┏━━

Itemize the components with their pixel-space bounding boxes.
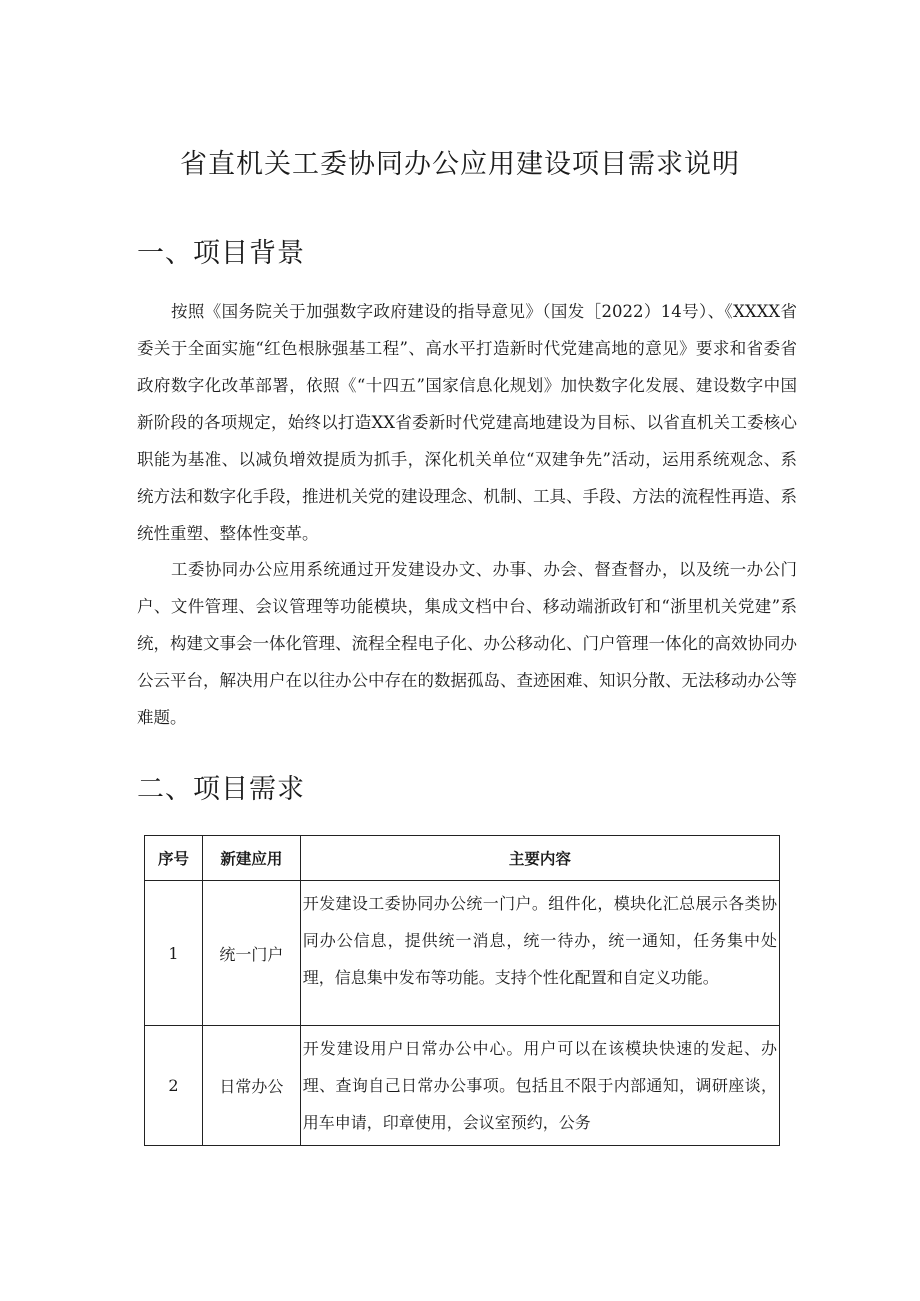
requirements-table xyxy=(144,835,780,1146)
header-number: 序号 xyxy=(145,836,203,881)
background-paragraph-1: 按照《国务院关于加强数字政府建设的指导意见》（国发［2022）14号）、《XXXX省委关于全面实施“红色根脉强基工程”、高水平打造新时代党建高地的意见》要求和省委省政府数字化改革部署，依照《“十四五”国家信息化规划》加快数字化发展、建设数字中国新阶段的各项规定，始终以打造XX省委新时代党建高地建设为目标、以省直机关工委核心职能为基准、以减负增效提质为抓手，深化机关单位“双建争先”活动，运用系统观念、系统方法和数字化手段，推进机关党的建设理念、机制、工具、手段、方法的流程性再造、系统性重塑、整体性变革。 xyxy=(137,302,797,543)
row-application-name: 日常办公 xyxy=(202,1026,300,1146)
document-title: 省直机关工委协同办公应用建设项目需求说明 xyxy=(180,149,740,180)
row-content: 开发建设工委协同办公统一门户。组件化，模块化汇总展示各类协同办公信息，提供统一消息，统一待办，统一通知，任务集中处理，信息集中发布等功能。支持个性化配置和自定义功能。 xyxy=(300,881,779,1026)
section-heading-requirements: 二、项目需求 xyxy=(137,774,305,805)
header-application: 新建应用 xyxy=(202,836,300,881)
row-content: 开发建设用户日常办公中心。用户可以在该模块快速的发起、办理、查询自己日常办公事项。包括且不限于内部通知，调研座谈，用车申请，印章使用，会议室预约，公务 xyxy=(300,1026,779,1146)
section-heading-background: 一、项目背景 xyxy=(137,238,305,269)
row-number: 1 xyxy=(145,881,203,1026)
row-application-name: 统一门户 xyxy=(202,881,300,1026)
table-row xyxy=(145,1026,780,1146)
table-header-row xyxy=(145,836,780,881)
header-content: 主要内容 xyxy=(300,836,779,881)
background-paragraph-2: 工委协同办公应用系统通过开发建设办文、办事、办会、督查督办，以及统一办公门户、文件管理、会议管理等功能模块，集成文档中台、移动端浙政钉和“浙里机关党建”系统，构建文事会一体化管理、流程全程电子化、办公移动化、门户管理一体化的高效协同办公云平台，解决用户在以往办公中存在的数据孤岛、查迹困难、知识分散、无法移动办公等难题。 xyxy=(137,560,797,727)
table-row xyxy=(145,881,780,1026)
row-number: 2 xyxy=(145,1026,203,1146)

┗━━
┏━━

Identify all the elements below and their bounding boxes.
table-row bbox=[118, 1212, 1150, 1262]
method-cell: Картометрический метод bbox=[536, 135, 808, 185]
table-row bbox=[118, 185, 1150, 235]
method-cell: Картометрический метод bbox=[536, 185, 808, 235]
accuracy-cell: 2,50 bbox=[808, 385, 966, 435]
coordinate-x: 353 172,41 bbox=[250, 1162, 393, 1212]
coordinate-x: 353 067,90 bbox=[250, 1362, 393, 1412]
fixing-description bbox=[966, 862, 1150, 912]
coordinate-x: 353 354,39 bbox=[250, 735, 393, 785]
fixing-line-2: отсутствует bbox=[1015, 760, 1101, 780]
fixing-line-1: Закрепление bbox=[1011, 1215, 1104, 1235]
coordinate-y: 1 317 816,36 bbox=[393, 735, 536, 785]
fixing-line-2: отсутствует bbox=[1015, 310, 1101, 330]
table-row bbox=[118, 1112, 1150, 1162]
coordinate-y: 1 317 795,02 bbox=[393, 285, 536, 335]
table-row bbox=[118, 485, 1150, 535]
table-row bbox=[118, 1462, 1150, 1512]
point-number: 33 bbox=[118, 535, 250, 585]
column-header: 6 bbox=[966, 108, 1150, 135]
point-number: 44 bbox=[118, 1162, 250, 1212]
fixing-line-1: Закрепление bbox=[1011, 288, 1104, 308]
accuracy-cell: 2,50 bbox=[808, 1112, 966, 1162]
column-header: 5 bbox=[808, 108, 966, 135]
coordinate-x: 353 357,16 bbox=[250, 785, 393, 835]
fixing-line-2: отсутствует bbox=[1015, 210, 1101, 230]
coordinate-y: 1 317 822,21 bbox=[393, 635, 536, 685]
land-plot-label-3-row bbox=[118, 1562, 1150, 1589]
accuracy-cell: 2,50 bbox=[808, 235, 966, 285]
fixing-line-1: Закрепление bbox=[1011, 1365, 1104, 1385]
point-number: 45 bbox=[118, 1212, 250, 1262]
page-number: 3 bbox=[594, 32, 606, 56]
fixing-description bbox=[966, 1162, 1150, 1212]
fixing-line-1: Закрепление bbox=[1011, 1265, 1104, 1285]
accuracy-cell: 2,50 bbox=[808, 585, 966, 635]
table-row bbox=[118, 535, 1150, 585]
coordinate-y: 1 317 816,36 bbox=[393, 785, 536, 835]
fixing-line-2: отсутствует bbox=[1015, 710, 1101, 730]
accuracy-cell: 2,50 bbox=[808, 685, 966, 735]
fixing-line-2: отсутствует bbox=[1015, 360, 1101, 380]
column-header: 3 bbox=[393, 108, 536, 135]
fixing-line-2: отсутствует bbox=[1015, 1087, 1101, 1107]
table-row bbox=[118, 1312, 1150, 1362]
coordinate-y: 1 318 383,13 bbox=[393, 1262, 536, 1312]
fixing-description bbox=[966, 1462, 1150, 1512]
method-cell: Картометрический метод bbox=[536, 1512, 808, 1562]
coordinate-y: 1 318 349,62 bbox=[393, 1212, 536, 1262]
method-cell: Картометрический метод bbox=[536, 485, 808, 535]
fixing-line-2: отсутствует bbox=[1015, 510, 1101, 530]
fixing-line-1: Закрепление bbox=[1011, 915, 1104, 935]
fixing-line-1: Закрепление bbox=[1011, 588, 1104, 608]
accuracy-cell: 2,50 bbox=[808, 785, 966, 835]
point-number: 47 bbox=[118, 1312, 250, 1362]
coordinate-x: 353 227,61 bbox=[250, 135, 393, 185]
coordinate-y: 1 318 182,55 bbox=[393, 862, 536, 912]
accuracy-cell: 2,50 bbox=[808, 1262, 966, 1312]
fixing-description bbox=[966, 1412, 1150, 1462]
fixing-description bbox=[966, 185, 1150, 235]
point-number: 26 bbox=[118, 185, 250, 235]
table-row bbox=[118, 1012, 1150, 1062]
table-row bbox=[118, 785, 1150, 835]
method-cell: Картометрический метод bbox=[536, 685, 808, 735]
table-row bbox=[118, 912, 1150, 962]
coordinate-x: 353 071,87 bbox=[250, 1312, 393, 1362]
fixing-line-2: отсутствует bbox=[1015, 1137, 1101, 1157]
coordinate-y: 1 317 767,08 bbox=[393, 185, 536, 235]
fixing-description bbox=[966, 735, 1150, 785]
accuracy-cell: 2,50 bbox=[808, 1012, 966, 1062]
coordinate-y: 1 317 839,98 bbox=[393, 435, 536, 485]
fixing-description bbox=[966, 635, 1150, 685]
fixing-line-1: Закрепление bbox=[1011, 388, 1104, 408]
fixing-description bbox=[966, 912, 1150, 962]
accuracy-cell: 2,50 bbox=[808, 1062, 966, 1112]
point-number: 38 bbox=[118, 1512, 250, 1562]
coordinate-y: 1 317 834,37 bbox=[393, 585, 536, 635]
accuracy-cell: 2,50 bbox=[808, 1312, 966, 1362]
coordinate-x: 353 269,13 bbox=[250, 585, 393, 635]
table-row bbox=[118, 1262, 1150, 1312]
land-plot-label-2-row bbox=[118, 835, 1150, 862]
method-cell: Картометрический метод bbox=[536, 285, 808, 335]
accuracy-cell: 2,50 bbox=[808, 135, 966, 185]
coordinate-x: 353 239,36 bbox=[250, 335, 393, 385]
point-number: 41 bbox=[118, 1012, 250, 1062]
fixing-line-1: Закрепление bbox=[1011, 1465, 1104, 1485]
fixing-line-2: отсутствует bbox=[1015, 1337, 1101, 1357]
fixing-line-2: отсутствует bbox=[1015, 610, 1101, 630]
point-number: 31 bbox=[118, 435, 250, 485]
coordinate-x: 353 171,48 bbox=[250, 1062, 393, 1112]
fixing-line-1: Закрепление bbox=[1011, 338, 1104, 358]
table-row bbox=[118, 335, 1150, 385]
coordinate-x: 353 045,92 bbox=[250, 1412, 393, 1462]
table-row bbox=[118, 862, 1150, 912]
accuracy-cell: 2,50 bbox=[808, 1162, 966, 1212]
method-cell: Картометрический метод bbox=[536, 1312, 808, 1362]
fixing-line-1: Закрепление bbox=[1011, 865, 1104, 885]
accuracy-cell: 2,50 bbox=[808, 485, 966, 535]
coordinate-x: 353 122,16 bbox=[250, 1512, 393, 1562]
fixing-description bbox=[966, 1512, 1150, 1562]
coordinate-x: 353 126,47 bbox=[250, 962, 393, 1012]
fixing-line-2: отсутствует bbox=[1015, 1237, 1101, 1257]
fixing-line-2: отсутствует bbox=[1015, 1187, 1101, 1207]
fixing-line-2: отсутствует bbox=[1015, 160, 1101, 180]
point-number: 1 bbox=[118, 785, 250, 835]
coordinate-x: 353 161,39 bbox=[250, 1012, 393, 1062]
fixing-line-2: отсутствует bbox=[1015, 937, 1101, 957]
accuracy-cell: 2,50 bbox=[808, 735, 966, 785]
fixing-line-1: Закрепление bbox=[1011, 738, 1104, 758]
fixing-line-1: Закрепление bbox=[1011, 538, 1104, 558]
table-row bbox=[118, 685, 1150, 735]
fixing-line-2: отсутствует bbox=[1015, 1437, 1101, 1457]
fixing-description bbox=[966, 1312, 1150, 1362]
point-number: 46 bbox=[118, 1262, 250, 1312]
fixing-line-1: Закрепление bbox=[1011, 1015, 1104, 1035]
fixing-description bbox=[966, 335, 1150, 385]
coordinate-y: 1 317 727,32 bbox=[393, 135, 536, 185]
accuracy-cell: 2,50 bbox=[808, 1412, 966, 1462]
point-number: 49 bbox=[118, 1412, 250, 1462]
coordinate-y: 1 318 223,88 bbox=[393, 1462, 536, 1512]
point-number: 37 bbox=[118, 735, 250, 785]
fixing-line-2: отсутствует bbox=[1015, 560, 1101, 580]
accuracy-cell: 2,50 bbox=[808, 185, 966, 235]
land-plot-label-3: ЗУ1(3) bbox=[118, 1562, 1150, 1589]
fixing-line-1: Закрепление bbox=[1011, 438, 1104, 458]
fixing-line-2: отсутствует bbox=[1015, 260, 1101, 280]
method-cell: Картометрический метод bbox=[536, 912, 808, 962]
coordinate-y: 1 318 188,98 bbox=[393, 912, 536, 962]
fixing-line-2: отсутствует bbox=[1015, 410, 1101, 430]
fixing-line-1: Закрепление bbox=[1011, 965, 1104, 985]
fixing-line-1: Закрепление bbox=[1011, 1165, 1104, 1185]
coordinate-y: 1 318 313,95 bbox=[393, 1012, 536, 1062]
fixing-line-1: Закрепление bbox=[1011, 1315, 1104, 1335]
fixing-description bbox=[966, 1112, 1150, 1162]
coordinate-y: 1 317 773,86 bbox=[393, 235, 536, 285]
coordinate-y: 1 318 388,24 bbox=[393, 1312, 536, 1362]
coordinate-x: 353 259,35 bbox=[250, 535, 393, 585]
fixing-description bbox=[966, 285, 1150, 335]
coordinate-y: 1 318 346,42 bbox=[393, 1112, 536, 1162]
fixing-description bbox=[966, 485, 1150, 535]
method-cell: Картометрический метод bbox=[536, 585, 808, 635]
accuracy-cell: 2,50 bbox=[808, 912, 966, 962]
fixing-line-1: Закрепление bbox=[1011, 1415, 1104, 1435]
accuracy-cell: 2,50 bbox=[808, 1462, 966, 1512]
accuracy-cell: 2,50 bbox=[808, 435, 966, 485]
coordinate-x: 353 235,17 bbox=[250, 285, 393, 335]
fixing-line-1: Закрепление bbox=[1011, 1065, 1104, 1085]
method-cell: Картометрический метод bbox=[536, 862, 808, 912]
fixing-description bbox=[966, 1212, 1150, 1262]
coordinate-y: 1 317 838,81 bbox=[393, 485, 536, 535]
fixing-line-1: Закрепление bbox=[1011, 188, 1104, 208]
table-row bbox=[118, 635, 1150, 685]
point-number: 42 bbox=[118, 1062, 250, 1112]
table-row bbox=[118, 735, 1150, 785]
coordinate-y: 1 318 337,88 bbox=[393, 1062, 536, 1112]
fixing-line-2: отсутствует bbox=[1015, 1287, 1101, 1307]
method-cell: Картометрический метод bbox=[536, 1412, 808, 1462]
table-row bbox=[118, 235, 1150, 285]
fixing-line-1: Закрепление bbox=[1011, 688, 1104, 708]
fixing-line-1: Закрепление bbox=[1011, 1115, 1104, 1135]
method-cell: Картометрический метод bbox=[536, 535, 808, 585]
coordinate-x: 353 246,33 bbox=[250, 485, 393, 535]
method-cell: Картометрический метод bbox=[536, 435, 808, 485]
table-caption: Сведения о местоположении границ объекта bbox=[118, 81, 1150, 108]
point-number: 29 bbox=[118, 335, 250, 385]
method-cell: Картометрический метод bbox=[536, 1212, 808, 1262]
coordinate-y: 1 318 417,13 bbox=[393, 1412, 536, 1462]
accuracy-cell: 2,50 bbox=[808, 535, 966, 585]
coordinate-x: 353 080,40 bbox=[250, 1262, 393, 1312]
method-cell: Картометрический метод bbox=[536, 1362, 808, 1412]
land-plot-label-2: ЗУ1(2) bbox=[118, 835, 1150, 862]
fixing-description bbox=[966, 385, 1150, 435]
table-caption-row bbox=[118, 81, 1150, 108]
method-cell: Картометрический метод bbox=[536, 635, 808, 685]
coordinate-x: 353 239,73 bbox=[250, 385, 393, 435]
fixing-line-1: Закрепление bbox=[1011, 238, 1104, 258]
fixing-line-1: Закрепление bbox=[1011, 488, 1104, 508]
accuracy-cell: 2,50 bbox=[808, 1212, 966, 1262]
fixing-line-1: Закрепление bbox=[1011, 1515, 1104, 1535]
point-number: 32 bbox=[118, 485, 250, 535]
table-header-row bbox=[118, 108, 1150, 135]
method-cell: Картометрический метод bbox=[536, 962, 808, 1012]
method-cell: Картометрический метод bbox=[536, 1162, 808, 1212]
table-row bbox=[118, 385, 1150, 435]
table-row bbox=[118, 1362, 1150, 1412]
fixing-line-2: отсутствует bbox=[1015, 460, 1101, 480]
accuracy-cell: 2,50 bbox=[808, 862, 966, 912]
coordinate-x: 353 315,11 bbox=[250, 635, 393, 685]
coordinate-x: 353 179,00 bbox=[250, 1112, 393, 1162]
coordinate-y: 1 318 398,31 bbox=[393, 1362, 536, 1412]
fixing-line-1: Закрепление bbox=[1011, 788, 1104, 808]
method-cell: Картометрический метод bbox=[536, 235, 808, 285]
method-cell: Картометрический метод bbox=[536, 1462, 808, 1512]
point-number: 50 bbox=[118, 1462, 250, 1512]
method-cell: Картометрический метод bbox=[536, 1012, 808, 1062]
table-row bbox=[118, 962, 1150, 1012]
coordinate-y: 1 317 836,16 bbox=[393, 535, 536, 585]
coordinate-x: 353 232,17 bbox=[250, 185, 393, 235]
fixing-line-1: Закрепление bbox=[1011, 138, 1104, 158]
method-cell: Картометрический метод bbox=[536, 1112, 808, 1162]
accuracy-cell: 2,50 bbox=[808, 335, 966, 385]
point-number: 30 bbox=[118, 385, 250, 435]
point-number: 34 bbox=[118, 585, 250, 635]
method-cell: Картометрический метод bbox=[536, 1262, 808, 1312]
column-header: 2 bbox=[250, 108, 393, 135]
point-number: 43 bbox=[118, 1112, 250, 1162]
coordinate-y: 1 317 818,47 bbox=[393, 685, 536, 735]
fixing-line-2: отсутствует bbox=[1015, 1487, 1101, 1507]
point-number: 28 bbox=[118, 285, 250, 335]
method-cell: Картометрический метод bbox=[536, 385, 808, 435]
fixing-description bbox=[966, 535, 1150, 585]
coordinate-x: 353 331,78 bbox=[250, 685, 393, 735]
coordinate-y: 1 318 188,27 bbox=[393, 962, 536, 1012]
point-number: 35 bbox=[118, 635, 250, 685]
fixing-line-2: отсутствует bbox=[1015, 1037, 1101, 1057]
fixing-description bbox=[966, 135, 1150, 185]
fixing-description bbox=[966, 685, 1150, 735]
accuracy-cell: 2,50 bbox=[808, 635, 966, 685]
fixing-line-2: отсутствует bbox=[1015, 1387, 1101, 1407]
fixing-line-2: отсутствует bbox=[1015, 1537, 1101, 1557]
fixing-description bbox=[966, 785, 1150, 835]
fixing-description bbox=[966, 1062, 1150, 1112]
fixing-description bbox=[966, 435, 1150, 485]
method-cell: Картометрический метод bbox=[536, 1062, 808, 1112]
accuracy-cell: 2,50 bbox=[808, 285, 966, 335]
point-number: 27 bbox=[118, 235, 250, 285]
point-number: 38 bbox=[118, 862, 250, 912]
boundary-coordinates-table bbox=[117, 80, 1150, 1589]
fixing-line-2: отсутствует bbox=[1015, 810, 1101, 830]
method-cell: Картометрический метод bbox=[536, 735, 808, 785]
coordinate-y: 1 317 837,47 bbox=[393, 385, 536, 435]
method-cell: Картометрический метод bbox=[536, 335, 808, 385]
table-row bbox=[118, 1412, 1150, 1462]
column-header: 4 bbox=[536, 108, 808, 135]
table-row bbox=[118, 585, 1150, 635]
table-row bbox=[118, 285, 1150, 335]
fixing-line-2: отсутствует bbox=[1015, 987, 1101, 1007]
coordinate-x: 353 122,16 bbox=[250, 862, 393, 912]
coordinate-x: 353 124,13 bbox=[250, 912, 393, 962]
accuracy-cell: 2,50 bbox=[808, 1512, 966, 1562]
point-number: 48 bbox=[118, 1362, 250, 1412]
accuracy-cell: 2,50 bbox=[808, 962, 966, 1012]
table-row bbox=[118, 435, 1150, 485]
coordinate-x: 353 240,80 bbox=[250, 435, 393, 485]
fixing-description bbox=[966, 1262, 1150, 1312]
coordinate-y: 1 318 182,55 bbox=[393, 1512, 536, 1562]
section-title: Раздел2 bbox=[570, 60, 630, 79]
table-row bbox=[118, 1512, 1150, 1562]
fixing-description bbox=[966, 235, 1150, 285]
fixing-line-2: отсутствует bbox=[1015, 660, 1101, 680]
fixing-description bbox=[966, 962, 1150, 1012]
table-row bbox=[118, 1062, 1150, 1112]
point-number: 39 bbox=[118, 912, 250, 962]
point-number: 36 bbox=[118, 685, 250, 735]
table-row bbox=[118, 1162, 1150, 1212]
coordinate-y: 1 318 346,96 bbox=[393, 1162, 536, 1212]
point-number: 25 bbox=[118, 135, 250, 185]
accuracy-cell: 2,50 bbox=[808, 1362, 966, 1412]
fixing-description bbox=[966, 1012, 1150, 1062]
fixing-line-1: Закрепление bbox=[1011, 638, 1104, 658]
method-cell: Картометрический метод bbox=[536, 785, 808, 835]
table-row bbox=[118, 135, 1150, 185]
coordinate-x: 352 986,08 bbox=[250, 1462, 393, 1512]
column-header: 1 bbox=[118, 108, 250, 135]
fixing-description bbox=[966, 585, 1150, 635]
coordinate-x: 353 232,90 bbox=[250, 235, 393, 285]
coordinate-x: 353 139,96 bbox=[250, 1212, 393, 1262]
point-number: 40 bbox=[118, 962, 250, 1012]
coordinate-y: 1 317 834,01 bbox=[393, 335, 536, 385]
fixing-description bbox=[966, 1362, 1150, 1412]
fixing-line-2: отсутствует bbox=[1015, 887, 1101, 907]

┗━━

The problem: Output the stretch of the records from the line containing "Identify all the" through the line containing "accuracy-cell: 2,50 bbox=[808, 385, 966, 435]" as a JSON list of strings. Use one string per line and omit any blank lines.

Task solution:
[
  "Identify all the elements below and their bounding boxes.",
  "table-row bbox=[118, 1212, 1150, 1262]",
  "method-cell: Картометрический метод bbox=[536, 135, 808, 185]",
  "table-row bbox=[118, 185, 1150, 235]",
  "method-cell: Картометрический метод bbox=[536, 185, 808, 235]",
  "accuracy-cell: 2,50 bbox=[808, 385, 966, 435]"
]